--- TASK STATEMENT ---
Only the lines holding the string "Windsor" are needed. Copy each one.

───── DATA ENTRIES ─────

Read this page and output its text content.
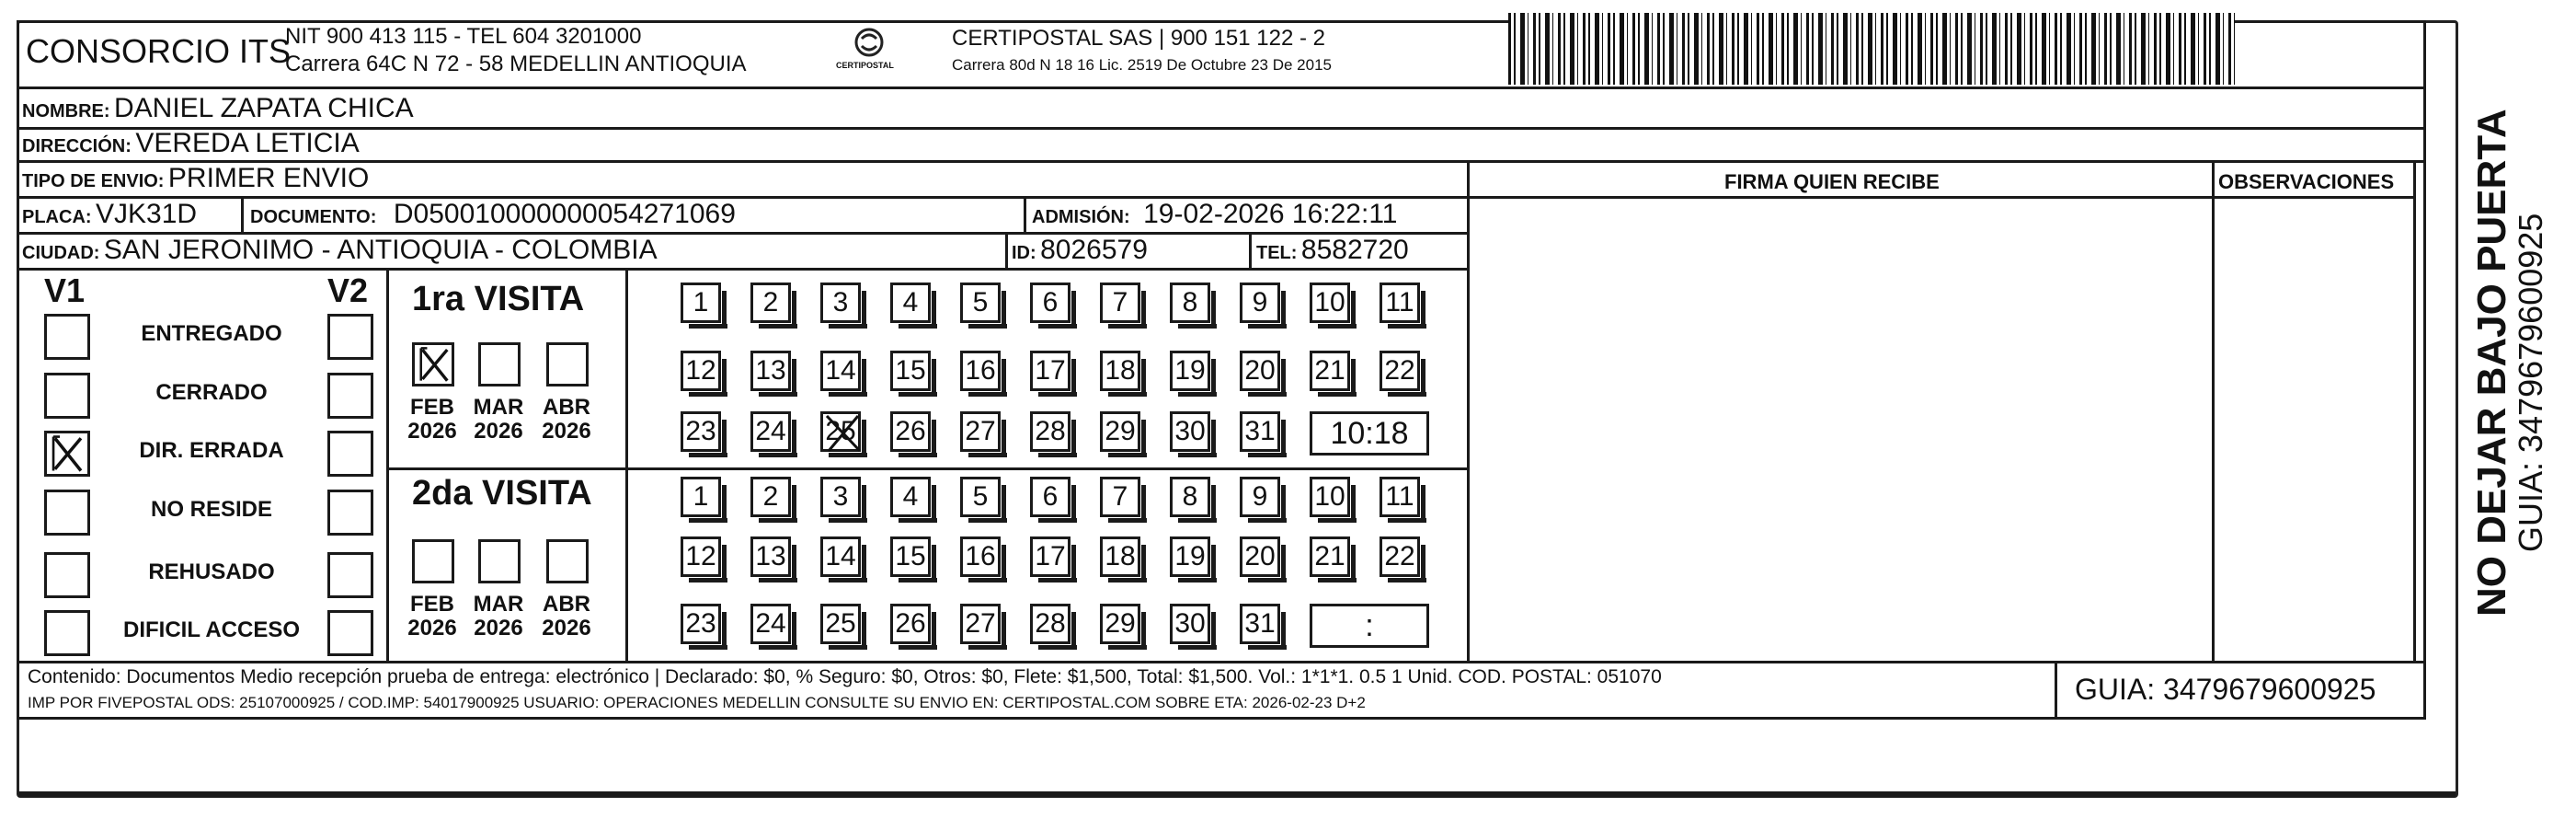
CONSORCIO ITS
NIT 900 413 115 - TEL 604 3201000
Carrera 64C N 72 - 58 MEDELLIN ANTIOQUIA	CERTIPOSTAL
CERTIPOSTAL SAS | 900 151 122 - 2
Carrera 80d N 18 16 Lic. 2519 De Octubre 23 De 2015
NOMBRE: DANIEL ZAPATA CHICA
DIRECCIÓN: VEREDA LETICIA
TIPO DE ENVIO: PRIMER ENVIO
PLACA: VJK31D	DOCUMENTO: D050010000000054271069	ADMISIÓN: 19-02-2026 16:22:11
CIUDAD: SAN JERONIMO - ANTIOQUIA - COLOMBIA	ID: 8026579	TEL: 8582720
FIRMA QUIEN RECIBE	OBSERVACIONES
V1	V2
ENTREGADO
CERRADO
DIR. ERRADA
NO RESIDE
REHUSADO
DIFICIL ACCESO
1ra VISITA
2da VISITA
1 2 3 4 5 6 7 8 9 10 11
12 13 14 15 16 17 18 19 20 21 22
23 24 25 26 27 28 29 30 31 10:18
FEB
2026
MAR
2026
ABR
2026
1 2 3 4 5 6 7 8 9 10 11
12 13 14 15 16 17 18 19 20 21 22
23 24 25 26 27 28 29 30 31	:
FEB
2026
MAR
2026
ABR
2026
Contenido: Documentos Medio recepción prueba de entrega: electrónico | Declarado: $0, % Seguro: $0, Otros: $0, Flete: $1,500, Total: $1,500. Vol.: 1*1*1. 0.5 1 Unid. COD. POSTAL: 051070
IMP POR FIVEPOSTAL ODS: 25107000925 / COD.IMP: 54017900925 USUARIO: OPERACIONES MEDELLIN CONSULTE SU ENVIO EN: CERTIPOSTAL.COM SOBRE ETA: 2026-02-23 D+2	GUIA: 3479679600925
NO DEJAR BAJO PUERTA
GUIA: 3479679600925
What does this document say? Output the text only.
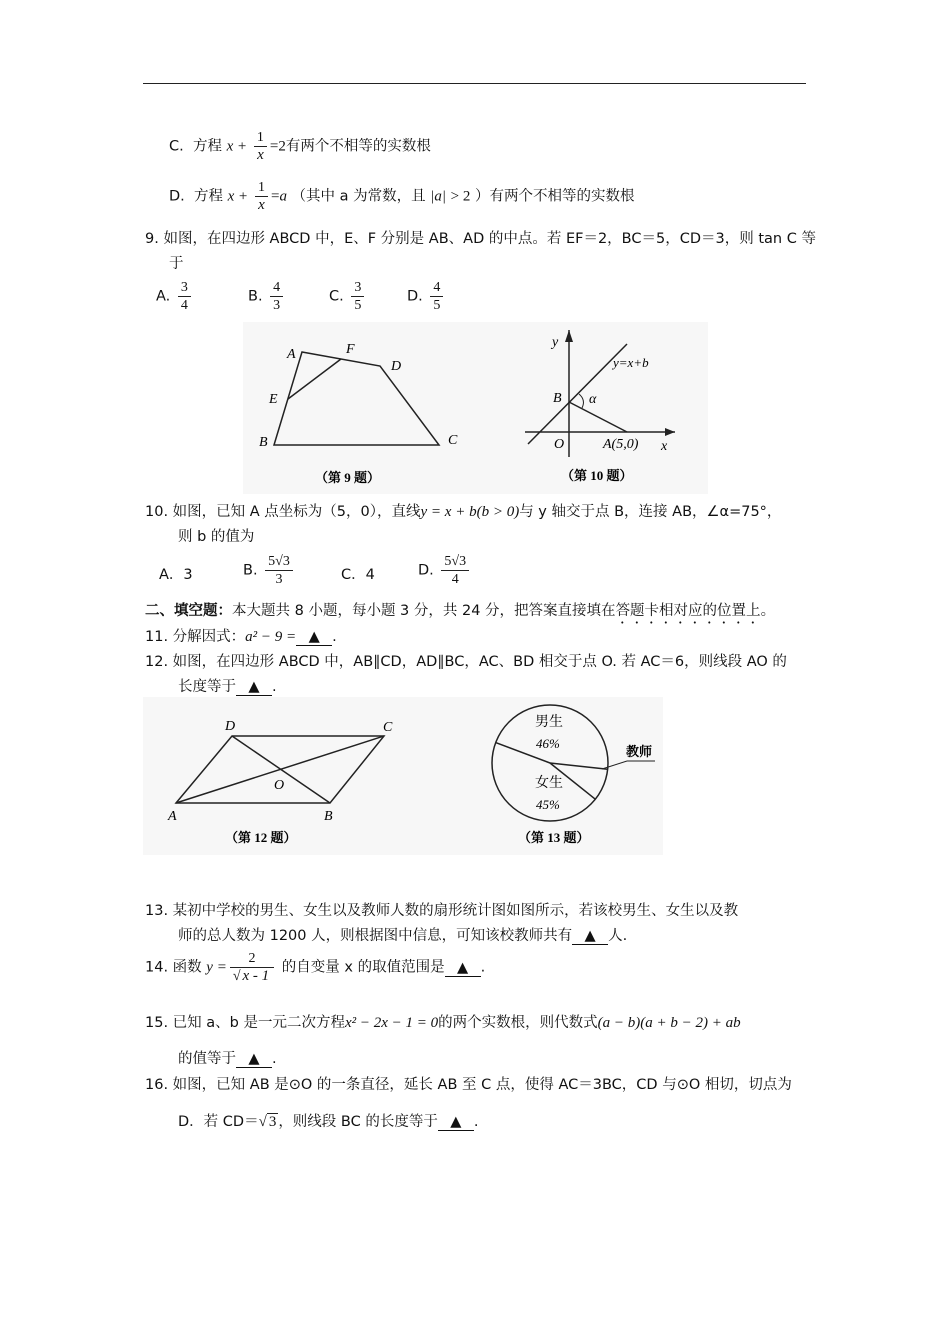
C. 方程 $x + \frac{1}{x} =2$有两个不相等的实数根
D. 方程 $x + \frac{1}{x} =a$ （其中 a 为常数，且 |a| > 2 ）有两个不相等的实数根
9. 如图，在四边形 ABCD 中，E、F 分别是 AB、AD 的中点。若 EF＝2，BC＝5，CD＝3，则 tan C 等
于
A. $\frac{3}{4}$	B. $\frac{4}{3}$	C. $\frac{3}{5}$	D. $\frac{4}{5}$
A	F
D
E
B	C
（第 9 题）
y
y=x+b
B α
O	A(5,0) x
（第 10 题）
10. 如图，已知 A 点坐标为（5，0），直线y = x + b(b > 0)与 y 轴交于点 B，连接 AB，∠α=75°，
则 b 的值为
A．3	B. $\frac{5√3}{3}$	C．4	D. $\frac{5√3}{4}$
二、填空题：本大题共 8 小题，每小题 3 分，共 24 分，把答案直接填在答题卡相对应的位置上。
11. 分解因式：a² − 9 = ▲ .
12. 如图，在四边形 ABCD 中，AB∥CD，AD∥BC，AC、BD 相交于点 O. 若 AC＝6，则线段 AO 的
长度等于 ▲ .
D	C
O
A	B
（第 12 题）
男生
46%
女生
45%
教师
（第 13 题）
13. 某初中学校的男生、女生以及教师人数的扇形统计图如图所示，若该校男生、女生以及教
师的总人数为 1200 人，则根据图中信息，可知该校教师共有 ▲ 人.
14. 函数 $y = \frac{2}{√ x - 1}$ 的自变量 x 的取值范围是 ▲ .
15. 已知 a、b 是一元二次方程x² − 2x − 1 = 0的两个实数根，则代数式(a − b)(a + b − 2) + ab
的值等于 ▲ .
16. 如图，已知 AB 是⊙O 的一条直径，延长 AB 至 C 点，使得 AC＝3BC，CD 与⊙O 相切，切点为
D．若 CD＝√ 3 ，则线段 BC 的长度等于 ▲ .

─────
───── DATA ENTRIES ─────

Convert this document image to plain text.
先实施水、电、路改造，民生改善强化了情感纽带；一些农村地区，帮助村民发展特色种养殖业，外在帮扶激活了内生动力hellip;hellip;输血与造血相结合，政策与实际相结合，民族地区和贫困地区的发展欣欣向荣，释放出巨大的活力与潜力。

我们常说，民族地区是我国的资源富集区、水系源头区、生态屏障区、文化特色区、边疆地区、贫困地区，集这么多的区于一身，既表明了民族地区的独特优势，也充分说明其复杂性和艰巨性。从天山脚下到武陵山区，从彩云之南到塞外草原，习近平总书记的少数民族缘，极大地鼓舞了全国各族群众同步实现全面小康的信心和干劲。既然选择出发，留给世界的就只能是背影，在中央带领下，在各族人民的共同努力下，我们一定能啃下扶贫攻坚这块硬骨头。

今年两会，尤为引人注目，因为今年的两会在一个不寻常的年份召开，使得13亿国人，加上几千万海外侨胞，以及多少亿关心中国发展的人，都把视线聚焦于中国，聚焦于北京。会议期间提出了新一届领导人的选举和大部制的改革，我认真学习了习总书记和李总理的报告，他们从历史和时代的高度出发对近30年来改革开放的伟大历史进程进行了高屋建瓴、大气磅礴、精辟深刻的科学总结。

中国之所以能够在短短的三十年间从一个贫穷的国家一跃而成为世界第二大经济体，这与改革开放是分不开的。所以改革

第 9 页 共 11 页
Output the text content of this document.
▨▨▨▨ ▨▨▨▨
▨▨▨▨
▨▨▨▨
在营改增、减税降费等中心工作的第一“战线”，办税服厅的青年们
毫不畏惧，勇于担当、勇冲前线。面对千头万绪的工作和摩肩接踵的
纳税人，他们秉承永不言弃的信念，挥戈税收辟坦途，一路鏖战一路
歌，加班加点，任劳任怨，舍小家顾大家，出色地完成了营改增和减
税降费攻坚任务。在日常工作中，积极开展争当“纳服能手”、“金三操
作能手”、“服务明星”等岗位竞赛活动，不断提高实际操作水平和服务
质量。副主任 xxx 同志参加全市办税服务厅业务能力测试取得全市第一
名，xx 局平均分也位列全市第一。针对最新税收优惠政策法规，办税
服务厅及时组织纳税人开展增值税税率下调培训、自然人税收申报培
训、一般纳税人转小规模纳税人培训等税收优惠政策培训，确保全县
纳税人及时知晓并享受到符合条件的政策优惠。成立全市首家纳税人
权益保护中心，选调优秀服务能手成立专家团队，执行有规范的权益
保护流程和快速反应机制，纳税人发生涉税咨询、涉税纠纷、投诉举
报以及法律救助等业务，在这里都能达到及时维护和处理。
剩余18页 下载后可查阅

─────
───── DATA ENTRIES ─────

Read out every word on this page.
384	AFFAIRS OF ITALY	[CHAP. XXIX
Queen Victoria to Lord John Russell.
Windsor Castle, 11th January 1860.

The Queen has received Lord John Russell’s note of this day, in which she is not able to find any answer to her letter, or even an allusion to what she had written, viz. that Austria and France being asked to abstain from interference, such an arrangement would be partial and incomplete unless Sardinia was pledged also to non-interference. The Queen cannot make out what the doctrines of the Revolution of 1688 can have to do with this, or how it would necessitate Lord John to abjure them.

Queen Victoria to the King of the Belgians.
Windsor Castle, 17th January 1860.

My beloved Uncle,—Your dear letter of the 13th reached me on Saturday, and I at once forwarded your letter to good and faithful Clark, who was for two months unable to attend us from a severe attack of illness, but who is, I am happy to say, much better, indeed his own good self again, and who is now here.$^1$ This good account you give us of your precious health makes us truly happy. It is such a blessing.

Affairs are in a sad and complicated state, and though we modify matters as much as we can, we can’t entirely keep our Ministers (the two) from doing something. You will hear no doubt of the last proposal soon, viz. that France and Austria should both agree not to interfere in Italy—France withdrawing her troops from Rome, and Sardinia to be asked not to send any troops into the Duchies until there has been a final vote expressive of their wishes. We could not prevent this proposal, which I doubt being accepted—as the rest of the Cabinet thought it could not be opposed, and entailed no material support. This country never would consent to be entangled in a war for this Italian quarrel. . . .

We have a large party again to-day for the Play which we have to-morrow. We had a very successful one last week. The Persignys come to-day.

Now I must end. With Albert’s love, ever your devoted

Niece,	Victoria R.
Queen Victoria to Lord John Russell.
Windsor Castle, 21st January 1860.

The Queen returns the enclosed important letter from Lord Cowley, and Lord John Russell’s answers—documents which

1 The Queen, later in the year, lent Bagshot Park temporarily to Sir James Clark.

─────

--- EXERCISE OUTPUT ---
Windsor Castle, 11th January 1860.
Windsor Castle, 17th January 1860.
Windsor Castle, 21st January 1860.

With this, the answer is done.